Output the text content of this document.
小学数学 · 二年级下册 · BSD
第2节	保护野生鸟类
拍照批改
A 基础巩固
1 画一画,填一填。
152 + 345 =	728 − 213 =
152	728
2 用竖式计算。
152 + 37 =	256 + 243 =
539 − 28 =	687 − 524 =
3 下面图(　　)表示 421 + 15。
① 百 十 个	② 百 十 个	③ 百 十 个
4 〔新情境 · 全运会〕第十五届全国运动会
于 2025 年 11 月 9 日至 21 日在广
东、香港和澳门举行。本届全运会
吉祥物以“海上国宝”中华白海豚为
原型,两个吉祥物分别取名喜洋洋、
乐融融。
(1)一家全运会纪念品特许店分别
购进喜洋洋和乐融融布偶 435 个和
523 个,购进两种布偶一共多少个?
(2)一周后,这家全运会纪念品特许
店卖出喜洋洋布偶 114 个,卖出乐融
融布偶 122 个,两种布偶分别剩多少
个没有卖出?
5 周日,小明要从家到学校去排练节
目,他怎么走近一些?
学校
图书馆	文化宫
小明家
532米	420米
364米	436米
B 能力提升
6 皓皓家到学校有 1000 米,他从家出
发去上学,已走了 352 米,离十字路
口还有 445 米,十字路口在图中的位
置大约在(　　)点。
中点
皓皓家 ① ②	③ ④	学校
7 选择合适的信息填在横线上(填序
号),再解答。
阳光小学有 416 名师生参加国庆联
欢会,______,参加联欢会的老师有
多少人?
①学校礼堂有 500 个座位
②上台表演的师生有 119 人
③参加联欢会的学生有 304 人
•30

────────────────

Reproduce the data shown above exactly.

Output the text content of this document.
小学数学 · 二年级下册 · BSD
第2节	保护野生鸟类
拍照批改
A 基础巩固
1 画一画,填一填。
152 + 345 =	728 − 213 =
152	728
2 用竖式计算。
152 + 37 =	256 + 243 =
539 − 28 =	687 − 524 =
3 下面图(　　)表示 421 + 15。
① 百 十 个	② 百 十 个	③ 百 十 个
4 〔新情境 · 全运会〕第十五届全国运动会
于 2025 年 11 月 9 日至 21 日在广
东、香港和澳门举行。本届全运会
吉祥物以“海上国宝”中华白海豚为
原型,两个吉祥物分别取名喜洋洋、
乐融融。
(1)一家全运会纪念品特许店分别
购进喜洋洋和乐融融布偶 435 个和
523 个,购进两种布偶一共多少个?
(2)一周后,这家全运会纪念品特许
店卖出喜洋洋布偶 114 个,卖出乐融
融布偶 122 个,两种布偶分别剩多少
个没有卖出?
5 周日,小明要从家到学校去排练节
目,他怎么走近一些?
学校
图书馆	文化宫
小明家
532米	420米
364米	436米
B 能力提升
6 皓皓家到学校有 1000 米,他从家出
发去上学,已走了 352 米,离十字路
口还有 445 米,十字路口在图中的位
置大约在(　　)点。
中点
皓皓家 ① ②	③ ④	学校
7 选择合适的信息填在横线上(填序
号),再解答。
阳光小学有 416 名师生参加国庆联
欢会,______,参加联欢会的老师有
多少人?
①学校礼堂有 500 个座位
②上台表演的师生有 119 人
③参加联欢会的学生有 304 人
•30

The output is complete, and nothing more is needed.